**Selected excerpt**.
Instructions to run script

Create a new Google Apps Script project and paste the above script into the editor
Go to your Coda Account Settings, scroll down to “API Settings,” click “Generate API token,” and copy/paste that token into the line 2 of the script.
Get the doc IDs from your source doc and target doc and paste them into lines 3 and 4 (the doc ID is the random string of characters after the _d in the URL of your doc

The Coda doc ID is everything after the “_d”

Get the table ID from the source doc and paste it into line 15, and get the table ID from the target doc and paste it into line 17. If you have more than one table to sync, you’ll see lines 27 and 31 to sync that table.

Getting the table ID of a doc

Getting the table IDs is super annoying right now (I plan on building a tool to make this easier). In the meantime, you can use the printDocTables() helper function in line 100 and replace the TARGET_DOC_ID in line 101 with SOURCE_DOC_ID depending on which doc you’re looking at. Run that function, and check view the Logs in GAS to get the table IDs (the all start with grid-):

Retrieve table IDs using the printDocTables() helper function

Advantages of syncing your Coda tables with GAS

You can change the ordering of columns in the source table or target table
You can move the table in the source doc to a different section without affecting the sync
You can add new columns to the source or target table and create your own formulas that are not affected by the sync
Every table, row, and column in the source doc has a unique ID, which means you can pinpoint the sync down to a “cell”

Disadvantages of syncing with GAS

The sync is not real-time and generally takes a few seconds to finish
As mentioned earlier, you cannot use the onEdit Simple Trigger in GAS like you could in Google Sheets. This means all triggers are time-driven.
If you accidentally change a column name in the target table, the sync won’t work (you can edit the script to account for column name changes since every column has a unique ID, but the current script doesn’t account for this)

Syncing data between Google Sheets using Google Apps Script

The script for syncing data between your Google Sheets is much shorter (but also comes with a few drawbacks):

Instructions to run the script

Get the spreadsheet ID of your source spreadsheet and target spreadsheet and paste them into the sourceSpreadsheetID and targetSpreadsheetID variables, respectively. This is the ID after the /d/ in any Google Sheets file

Get the sheet name from the source spreadsheet and target spreadsheet and paste them into the sourceWorksheetName and targetWorksheetName variables, respectively.
(Optional) If your data in your source spreadsheet is a named range, comment out line 9 and un-comment line 11 and replace teamBugs with the name of your named range.

Advantages of syncing your Google Sheets with GAS

Can you event-driven triggers (like an edit to the source spreadsheet ) that will trigger a sync to the target spreadsheet
If you used named ranges, can insert new columns in the source spreadsheet and they will show up in the target spreadsheet
Data syncs between Google Sheets are generally quicker than syncs between Coda docs

Disadvantages of syncing your Google Sheets with GAS

You can’t rename the sheet where your data lives in the source spreadsheet or target spreadsheet ; you also cannot move your table of data to another sheet
If you delete rows of data in the source spreadsheet , those rows don’t get deleted in the target spreadsheet unless you have assigned a named range to your data in the source spreadsheet
Your data has to be in cell A1 and there can’t be any “gaps” in the data given the way the getDataRange() function pulls in data
If you insert new columns of data in the source spreadsheet , any columns you created in the target spreadsheet will be overwritten (e.g. custom formulas you’ve written in columns to the right of the main table that was synced)

**Provided records**.
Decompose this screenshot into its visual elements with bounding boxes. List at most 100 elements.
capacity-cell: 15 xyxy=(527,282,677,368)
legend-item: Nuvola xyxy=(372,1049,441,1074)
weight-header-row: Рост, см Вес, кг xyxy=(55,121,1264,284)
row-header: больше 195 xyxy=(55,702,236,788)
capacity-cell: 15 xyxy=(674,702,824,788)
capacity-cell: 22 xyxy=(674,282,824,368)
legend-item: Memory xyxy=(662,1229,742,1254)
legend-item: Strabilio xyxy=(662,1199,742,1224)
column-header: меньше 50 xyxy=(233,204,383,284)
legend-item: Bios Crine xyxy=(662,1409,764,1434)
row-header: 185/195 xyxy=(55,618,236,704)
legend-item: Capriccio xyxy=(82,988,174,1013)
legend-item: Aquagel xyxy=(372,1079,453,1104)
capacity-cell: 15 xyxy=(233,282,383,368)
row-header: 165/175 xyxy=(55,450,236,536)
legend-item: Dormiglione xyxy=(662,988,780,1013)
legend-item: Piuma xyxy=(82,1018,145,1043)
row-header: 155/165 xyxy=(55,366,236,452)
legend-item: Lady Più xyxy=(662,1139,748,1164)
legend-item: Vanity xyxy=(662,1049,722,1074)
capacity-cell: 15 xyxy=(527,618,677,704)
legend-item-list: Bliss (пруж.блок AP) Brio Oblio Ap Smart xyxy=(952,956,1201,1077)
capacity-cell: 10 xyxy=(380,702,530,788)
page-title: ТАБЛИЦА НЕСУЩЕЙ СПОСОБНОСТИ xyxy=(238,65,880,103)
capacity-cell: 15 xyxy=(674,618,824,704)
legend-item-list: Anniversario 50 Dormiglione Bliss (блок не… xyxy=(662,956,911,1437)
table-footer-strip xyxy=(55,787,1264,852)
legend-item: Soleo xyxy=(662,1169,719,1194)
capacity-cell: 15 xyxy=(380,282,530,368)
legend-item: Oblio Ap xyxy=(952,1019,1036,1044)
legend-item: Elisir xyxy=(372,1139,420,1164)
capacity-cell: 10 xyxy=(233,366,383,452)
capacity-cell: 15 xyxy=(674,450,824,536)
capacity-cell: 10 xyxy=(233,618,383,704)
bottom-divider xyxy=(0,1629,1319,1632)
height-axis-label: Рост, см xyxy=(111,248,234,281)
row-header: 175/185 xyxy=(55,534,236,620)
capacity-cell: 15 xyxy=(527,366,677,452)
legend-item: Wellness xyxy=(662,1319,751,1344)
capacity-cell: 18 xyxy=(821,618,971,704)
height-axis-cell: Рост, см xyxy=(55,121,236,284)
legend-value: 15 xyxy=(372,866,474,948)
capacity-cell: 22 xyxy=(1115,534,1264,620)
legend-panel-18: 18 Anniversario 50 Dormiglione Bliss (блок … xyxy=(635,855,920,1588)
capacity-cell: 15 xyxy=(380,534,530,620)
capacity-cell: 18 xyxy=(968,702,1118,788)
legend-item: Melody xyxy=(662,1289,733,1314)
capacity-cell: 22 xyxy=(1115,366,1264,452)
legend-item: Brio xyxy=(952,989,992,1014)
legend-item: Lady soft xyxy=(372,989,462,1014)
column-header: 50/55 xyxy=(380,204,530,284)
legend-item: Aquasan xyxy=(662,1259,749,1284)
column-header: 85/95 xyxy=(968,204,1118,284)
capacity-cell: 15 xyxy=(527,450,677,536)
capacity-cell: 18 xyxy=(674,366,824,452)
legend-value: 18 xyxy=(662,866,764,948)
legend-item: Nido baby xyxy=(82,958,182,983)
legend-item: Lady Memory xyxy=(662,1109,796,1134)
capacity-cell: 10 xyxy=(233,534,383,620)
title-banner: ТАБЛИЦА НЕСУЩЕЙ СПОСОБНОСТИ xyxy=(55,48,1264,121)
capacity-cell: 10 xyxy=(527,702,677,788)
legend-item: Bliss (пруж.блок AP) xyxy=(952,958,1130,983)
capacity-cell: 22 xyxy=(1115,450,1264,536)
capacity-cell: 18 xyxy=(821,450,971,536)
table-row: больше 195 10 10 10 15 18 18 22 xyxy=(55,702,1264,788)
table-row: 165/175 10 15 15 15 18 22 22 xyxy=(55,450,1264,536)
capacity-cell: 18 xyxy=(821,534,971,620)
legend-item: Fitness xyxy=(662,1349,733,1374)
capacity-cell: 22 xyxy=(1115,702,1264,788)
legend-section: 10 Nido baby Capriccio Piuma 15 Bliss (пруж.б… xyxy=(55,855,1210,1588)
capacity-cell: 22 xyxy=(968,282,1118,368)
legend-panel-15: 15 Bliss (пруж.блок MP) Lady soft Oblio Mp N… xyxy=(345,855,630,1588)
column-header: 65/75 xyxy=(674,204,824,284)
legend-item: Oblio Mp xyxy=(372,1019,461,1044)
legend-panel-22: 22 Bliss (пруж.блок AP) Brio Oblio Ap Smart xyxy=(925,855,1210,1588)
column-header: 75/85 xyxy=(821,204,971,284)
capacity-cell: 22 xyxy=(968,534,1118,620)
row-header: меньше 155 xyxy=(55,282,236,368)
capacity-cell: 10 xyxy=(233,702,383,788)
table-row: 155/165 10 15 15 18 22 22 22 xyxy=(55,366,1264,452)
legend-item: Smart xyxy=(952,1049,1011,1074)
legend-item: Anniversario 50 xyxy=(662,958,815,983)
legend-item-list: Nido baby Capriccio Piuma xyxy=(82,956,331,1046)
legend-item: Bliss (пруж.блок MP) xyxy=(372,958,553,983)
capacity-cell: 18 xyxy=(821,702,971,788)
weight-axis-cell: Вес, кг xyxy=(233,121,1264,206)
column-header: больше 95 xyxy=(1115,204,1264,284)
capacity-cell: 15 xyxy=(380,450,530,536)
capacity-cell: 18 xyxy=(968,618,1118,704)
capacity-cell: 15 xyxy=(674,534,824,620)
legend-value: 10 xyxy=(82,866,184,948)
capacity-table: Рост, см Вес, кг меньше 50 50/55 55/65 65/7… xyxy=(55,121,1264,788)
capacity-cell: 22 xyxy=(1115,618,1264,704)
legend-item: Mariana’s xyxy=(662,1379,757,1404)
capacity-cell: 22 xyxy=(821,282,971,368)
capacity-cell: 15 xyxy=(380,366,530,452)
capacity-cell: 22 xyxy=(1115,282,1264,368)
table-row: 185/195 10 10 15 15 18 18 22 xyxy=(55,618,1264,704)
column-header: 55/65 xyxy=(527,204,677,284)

**Task requirements**.
(1) According to the syncing guide, where in a Coda doc's URL is the doc ID found?
(2) For each statement, say whether the syncing guide agrees, answering yes or no and quoting the words that decide it. (a) Syncs between Coda docs happen in real time. (b) Changing a column name in the Coda target table stops the sync from working. (c) With the Google Sheets script, you can rename the sheet that holds your data in the source spreadsheet.

**Outputs**.
(1) The doc ID is everything after the "_d" in the doc's URL.

(2)
(a) No: "The sync is not real-time and generally takes a few seconds to finish"
(b) Yes: "If you accidentally change a column name in the target table, the sync won’t work"
(c) No: "You can’t rename the sheet where your data lives in the source spreadsheet or target spreadsheet"